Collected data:
[start]
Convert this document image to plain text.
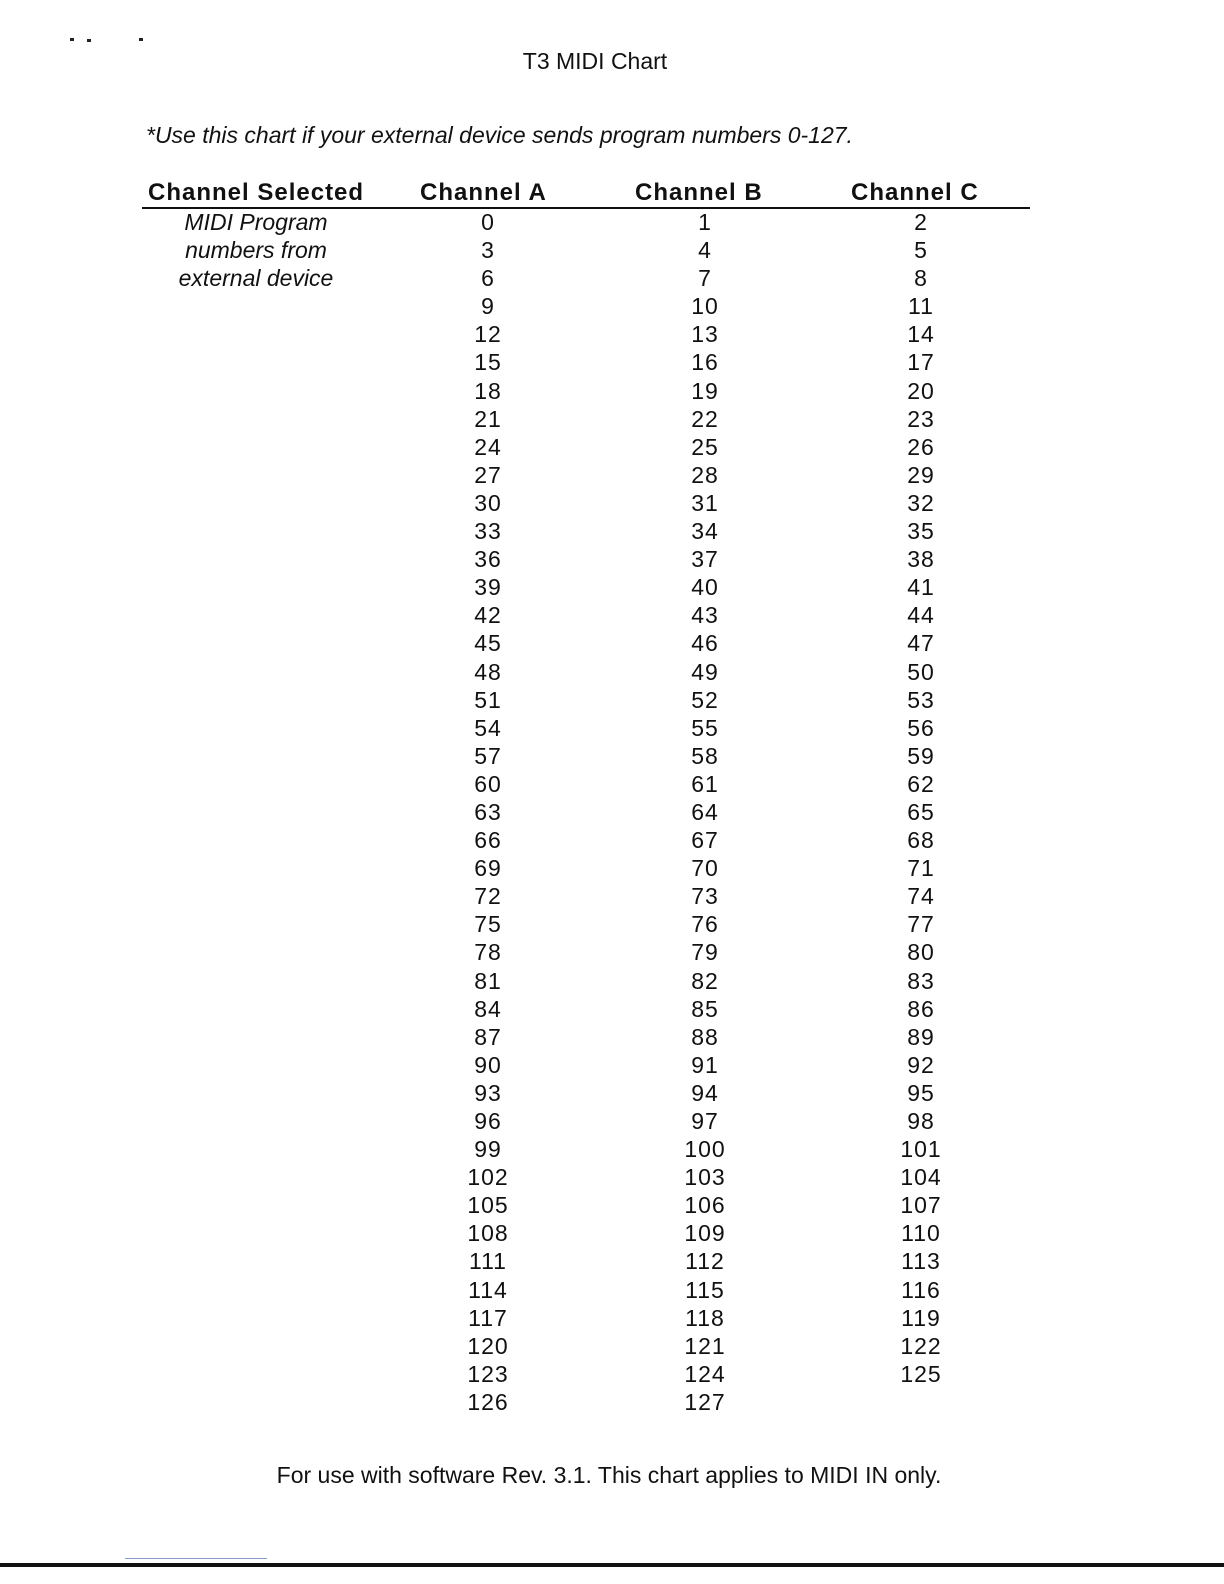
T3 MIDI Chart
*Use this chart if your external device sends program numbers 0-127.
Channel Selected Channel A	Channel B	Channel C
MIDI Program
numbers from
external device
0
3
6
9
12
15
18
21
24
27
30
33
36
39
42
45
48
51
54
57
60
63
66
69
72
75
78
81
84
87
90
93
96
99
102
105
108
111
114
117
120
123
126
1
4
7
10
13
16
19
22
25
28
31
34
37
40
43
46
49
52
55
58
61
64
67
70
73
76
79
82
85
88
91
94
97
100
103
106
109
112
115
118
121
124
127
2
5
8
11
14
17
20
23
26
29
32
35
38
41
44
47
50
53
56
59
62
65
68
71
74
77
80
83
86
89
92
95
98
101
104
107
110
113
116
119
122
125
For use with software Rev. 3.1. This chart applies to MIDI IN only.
[end]
[start]
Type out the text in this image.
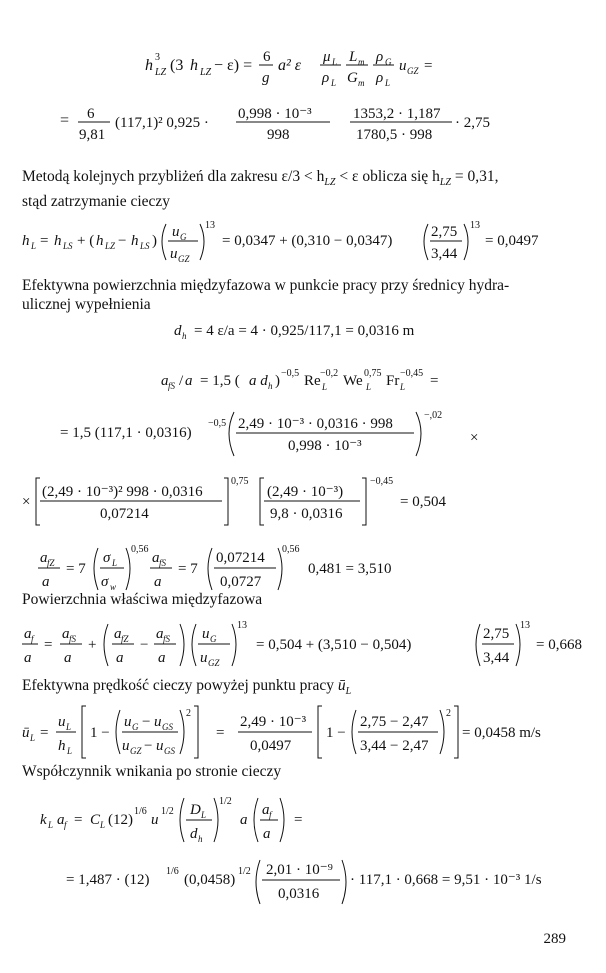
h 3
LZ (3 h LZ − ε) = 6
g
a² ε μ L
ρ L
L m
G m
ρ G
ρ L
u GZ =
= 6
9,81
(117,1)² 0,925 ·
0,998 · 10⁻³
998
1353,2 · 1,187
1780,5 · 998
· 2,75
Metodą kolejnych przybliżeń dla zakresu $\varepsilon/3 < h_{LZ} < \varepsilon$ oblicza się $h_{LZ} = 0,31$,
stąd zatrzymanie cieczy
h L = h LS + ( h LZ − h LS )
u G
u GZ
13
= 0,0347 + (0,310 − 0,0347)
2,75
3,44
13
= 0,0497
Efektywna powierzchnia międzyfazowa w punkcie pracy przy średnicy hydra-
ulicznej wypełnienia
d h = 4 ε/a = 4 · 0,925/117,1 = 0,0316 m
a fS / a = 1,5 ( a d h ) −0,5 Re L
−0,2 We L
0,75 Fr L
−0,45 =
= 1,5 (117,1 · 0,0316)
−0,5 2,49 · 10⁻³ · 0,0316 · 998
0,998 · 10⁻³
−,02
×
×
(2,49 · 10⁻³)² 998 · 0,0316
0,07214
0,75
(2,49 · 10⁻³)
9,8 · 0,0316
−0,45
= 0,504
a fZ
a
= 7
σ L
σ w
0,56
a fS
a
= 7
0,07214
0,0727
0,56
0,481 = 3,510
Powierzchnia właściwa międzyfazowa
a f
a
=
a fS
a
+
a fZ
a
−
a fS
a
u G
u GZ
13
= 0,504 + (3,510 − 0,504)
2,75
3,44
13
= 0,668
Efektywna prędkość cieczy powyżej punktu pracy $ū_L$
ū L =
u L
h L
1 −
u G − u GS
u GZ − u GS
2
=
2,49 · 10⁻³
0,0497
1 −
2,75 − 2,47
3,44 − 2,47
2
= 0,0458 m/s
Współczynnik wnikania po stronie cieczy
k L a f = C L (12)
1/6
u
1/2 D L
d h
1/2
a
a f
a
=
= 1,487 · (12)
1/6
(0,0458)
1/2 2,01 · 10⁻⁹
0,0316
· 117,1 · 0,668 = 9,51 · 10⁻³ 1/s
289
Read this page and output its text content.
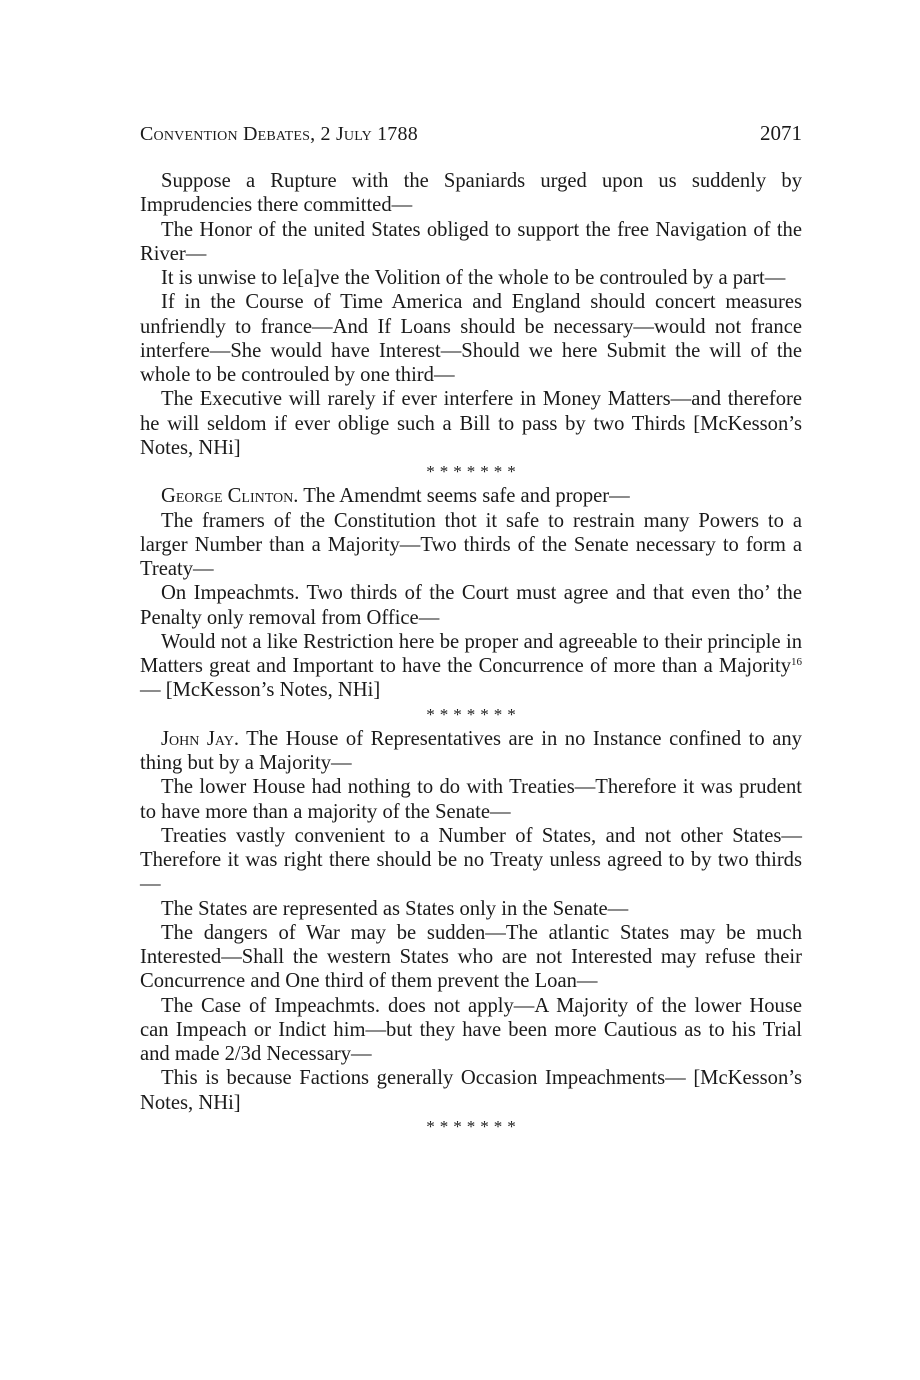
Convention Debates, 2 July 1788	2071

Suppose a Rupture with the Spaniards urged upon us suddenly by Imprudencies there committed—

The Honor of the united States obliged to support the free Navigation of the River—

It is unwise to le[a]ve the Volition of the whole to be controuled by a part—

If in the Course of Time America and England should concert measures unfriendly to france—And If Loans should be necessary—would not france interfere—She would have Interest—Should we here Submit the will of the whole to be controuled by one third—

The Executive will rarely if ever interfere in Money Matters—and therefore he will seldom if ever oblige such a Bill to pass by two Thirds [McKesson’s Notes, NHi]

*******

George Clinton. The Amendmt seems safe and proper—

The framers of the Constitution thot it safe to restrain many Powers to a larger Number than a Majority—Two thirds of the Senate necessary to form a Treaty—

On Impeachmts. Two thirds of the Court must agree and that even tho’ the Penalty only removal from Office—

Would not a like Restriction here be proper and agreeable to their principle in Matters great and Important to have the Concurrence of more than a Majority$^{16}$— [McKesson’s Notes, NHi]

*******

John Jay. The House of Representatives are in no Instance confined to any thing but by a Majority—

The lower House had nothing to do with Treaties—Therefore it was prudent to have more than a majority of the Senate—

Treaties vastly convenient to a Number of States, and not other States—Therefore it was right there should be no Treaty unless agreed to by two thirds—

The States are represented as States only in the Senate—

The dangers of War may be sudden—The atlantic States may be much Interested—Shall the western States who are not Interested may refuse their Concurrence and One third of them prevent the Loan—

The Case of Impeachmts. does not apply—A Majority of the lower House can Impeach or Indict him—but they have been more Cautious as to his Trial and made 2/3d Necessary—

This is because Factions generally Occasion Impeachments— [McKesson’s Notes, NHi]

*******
[end]
__Brief__
Look through the entries above and list every line containing "external".

__Exercise solution__
*Use this chart if your external device sends program numbers 0-127.
external device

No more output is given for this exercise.